● **Your task**:
Copy out each line of the data that holds the word "лісовий".

● **Available data**:
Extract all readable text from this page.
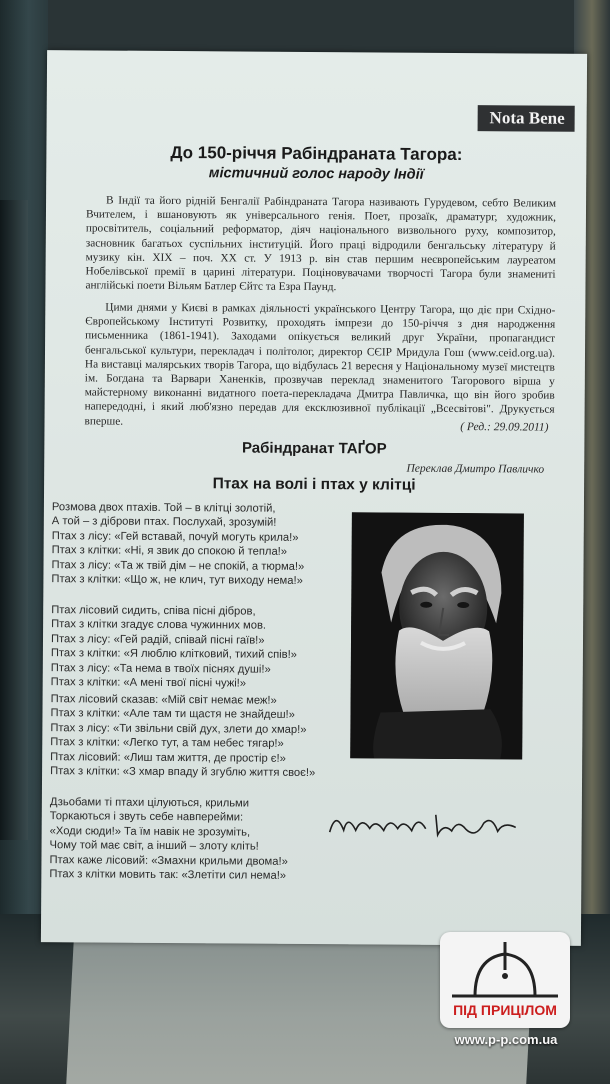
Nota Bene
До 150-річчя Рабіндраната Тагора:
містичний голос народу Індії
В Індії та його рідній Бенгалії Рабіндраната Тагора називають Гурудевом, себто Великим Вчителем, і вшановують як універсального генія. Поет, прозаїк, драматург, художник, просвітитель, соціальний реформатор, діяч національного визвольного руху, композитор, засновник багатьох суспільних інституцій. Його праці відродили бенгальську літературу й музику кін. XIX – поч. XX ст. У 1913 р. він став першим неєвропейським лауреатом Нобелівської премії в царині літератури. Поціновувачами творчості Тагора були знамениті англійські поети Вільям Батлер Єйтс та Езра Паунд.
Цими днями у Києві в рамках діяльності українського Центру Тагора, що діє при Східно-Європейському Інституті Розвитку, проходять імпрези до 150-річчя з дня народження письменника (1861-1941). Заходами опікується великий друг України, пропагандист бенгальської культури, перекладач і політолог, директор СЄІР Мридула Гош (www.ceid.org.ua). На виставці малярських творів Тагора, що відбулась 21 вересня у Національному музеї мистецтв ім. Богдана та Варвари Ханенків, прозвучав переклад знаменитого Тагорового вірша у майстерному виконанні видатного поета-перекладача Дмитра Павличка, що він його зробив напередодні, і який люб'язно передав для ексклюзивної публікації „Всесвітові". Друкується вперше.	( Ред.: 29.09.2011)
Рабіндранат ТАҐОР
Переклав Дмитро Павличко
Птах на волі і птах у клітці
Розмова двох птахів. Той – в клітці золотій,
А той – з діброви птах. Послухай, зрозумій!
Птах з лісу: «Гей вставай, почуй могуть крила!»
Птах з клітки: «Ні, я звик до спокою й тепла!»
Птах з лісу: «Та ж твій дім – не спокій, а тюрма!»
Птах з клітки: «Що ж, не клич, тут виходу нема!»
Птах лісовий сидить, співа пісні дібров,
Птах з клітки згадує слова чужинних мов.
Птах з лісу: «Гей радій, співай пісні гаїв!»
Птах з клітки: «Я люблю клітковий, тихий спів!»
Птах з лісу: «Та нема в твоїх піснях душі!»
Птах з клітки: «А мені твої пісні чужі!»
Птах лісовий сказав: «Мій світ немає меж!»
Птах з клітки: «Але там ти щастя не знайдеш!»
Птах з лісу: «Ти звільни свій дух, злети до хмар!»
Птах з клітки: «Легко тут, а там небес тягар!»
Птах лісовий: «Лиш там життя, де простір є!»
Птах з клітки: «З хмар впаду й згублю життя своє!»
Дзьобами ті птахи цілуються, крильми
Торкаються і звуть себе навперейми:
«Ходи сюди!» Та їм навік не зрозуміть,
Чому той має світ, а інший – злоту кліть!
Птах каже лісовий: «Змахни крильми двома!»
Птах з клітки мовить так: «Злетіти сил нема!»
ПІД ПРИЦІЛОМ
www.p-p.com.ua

● **Full answer**:
Птах лісовий сидить, співа пісні дібров,
Птах лісовий сказав: «Мій світ немає меж!»
Птах лісовий: «Лиш там життя, де простір є!»
Птах каже лісовий: «Змахни крильми двома!»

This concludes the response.